■ Instructions for the task
How many lines of these entries hold the string "elementos"? Answer with the number alone.

Saved data entries:
□ □ □ □

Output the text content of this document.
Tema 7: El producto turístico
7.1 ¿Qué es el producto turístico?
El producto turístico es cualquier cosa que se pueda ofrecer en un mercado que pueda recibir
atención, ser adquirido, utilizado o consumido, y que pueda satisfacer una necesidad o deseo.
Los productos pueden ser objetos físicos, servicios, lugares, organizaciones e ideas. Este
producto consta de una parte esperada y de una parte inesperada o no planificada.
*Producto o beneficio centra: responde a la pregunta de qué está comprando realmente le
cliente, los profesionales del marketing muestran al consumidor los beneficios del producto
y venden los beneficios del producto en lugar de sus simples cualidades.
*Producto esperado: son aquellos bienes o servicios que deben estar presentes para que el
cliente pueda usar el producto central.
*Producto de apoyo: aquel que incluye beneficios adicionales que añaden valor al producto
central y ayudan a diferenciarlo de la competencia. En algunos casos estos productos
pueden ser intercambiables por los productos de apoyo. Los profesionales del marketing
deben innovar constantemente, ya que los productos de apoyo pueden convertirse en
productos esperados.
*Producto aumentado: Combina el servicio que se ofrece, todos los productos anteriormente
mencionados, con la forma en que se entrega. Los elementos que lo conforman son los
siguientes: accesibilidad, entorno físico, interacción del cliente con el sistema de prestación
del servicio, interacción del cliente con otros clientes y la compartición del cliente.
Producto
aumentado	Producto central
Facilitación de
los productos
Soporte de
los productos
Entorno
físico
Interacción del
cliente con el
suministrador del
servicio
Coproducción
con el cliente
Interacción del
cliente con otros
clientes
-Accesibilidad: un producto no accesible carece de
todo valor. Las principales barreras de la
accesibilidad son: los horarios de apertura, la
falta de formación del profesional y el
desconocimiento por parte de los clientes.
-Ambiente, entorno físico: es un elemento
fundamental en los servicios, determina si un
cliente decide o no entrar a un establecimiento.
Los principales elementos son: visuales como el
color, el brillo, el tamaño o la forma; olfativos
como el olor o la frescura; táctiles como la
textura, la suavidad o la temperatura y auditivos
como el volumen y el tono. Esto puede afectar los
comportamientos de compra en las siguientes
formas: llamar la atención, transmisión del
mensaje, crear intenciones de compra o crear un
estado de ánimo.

□ □ □ □

■ Complete output
2